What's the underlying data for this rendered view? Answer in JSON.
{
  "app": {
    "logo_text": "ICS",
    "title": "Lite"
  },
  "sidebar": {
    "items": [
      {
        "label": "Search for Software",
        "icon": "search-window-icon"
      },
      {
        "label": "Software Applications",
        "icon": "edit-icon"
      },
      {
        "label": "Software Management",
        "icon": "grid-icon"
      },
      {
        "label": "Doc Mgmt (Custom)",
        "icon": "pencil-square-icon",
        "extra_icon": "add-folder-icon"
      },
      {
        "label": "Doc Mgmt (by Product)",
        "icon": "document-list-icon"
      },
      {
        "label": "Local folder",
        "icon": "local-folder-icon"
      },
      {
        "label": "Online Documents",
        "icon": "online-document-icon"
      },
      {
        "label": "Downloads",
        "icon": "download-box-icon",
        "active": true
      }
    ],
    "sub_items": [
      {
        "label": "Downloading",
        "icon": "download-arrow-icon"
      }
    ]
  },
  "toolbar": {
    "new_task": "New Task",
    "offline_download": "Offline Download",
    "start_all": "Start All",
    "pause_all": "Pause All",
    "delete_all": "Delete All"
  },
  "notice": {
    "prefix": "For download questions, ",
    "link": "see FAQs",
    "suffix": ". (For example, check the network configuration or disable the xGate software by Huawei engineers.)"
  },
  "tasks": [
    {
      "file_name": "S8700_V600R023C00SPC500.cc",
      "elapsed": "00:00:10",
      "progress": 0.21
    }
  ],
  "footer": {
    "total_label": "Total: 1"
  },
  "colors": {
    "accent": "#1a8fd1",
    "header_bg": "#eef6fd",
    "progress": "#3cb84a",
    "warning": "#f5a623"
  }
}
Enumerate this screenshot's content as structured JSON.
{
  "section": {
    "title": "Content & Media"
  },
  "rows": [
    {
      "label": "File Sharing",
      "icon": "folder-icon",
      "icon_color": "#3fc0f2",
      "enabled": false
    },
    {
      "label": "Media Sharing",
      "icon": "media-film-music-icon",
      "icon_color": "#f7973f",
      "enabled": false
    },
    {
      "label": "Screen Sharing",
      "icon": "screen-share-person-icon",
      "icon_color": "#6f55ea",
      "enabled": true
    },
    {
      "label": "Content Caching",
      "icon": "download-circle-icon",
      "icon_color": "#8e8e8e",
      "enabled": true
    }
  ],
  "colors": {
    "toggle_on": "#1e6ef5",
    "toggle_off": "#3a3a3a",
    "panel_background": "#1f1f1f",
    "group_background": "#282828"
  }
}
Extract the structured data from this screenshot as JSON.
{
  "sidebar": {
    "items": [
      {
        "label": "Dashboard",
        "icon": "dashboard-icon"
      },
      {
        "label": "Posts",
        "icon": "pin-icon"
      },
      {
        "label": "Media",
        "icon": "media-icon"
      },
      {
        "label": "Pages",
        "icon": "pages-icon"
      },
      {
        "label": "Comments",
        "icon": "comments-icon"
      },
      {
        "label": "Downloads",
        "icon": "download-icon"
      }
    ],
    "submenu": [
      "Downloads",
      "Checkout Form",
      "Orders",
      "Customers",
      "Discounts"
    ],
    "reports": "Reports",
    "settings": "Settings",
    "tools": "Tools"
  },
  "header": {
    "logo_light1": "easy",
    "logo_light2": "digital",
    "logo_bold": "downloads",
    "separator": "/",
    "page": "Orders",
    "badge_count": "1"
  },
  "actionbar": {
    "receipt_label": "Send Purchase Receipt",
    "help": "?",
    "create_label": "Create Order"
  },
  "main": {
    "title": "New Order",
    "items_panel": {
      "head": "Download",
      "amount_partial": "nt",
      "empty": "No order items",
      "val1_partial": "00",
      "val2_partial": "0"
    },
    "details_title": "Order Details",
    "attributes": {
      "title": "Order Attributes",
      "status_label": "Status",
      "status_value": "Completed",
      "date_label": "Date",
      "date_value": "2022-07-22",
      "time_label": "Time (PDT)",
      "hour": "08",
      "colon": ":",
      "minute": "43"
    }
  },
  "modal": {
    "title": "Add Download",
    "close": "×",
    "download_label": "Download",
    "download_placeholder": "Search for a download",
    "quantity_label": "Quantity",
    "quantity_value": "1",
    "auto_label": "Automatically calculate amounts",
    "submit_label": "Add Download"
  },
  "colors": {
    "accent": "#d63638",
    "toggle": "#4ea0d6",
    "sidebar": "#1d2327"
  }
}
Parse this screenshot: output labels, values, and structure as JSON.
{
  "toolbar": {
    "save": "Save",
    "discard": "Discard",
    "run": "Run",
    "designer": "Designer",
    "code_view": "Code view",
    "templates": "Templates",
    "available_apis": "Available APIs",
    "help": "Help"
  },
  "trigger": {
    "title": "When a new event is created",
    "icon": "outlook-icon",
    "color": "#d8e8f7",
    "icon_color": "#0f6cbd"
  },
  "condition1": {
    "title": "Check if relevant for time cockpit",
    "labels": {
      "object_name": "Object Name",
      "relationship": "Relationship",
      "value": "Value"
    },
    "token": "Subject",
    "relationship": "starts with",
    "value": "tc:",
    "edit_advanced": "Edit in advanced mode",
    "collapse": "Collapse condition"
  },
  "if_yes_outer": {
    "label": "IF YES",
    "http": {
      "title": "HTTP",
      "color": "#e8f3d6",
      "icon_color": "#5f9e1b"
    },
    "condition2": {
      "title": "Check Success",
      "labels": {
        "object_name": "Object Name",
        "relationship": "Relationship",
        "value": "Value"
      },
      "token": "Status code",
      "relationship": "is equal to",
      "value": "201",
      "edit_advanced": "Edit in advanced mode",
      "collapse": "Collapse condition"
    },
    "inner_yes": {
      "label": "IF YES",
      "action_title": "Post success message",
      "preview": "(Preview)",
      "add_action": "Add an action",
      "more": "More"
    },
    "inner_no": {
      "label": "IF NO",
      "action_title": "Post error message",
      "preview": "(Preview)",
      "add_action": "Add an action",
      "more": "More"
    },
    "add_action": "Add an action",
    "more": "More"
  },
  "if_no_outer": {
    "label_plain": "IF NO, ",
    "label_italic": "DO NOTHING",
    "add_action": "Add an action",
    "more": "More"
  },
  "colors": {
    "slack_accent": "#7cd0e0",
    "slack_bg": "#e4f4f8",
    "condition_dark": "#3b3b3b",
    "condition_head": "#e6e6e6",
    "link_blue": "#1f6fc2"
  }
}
● ● ● ● ● ● ●
→ **Short task**
Leave out every line without the string "mode" and copy the rest.

→ **Solved problem**
    "edit_advanced": "Edit in advanced mode",
      "edit_advanced": "Edit in advanced mode",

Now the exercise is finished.